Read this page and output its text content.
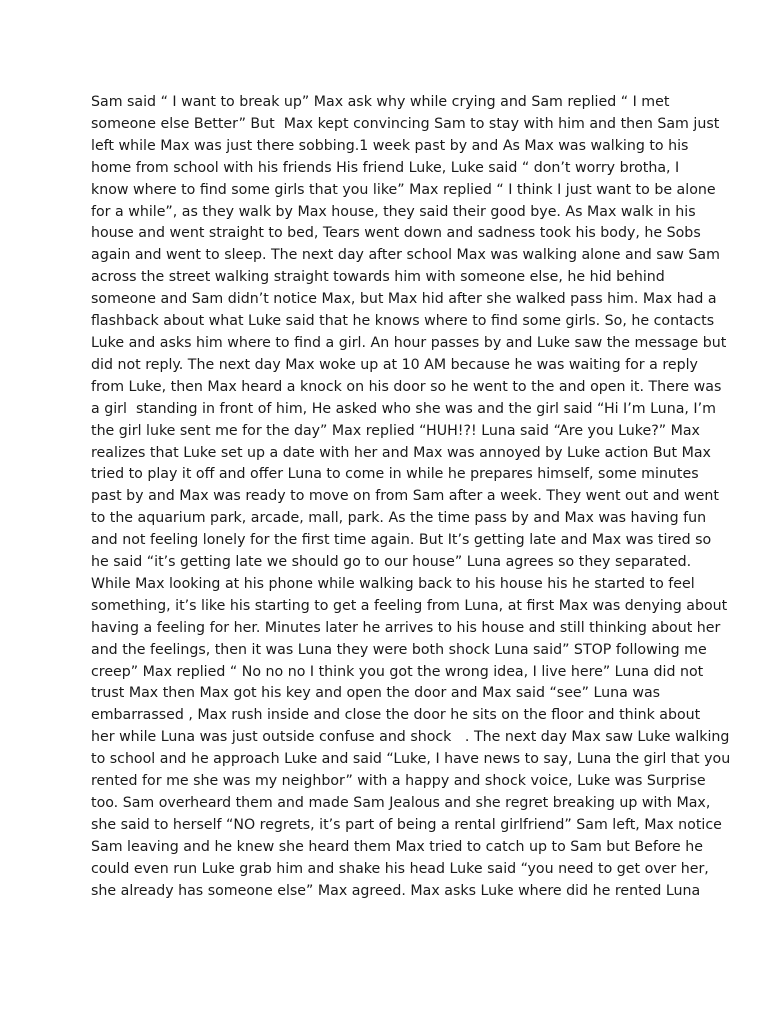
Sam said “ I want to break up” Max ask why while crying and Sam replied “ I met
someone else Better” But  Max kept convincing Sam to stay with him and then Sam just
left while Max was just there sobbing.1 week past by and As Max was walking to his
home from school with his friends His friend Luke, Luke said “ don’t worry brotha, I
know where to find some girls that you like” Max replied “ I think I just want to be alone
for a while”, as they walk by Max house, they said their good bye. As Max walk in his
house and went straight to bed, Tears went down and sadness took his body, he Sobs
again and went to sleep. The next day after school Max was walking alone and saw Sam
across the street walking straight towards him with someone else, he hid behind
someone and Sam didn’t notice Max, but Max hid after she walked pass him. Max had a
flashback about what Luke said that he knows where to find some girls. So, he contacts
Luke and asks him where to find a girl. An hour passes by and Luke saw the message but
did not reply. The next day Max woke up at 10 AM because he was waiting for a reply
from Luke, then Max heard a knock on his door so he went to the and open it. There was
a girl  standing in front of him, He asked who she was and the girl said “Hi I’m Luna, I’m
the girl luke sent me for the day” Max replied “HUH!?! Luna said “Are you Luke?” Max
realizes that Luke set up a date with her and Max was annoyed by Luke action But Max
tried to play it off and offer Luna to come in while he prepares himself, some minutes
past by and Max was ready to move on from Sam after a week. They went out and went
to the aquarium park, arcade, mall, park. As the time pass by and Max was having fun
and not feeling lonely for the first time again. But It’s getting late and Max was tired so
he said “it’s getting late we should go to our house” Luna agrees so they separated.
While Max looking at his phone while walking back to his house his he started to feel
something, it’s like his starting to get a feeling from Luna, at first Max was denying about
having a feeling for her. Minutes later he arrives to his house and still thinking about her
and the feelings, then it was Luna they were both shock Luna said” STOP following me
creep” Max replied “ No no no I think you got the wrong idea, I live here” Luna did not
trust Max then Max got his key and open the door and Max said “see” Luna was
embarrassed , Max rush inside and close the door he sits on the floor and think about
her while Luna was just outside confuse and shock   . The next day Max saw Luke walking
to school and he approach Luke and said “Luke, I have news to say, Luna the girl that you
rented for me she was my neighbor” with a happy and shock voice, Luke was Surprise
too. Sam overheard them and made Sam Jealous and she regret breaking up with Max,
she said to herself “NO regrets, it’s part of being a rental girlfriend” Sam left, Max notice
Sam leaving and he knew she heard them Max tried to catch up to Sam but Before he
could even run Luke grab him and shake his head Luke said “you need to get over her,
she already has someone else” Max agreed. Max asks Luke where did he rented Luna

**Requirements**. Leaving out the pictures, repeat the data above exactly.

**Answer to the exercise**.
Read this page and output its text content.
Sam said “ I want to break up” Max ask why while crying and Sam replied “ I met
someone else Better” But  Max kept convincing Sam to stay with him and then Sam just
left while Max was just there sobbing.1 week past by and As Max was walking to his
home from school with his friends His friend Luke, Luke said “ don’t worry brotha, I
know where to find some girls that you like” Max replied “ I think I just want to be alone
for a while”, as they walk by Max house, they said their good bye. As Max walk in his
house and went straight to bed, Tears went down and sadness took his body, he Sobs
again and went to sleep. The next day after school Max was walking alone and saw Sam
across the street walking straight towards him with someone else, he hid behind
someone and Sam didn’t notice Max, but Max hid after she walked pass him. Max had a
flashback about what Luke said that he knows where to find some girls. So, he contacts
Luke and asks him where to find a girl. An hour passes by and Luke saw the message but
did not reply. The next day Max woke up at 10 AM because he was waiting for a reply
from Luke, then Max heard a knock on his door so he went to the and open it. There was
a girl  standing in front of him, He asked who she was and the girl said “Hi I’m Luna, I’m
the girl luke sent me for the day” Max replied “HUH!?! Luna said “Are you Luke?” Max
realizes that Luke set up a date with her and Max was annoyed by Luke action But Max
tried to play it off and offer Luna to come in while he prepares himself, some minutes
past by and Max was ready to move on from Sam after a week. They went out and went
to the aquarium park, arcade, mall, park. As the time pass by and Max was having fun
and not feeling lonely for the first time again. But It’s getting late and Max was tired so
he said “it’s getting late we should go to our house” Luna agrees so they separated.
While Max looking at his phone while walking back to his house his he started to feel
something, it’s like his starting to get a feeling from Luna, at first Max was denying about
having a feeling for her. Minutes later he arrives to his house and still thinking about her
and the feelings, then it was Luna they were both shock Luna said” STOP following me
creep” Max replied “ No no no I think you got the wrong idea, I live here” Luna did not
trust Max then Max got his key and open the door and Max said “see” Luna was
embarrassed , Max rush inside and close the door he sits on the floor and think about
her while Luna was just outside confuse and shock   . The next day Max saw Luke walking
to school and he approach Luke and said “Luke, I have news to say, Luna the girl that you
rented for me she was my neighbor” with a happy and shock voice, Luke was Surprise
too. Sam overheard them and made Sam Jealous and she regret breaking up with Max,
she said to herself “NO regrets, it’s part of being a rental girlfriend” Sam left, Max notice
Sam leaving and he knew she heard them Max tried to catch up to Sam but Before he
could even run Luke grab him and shake his head Luke said “you need to get over her,
she already has someone else” Max agreed. Max asks Luke where did he rented Luna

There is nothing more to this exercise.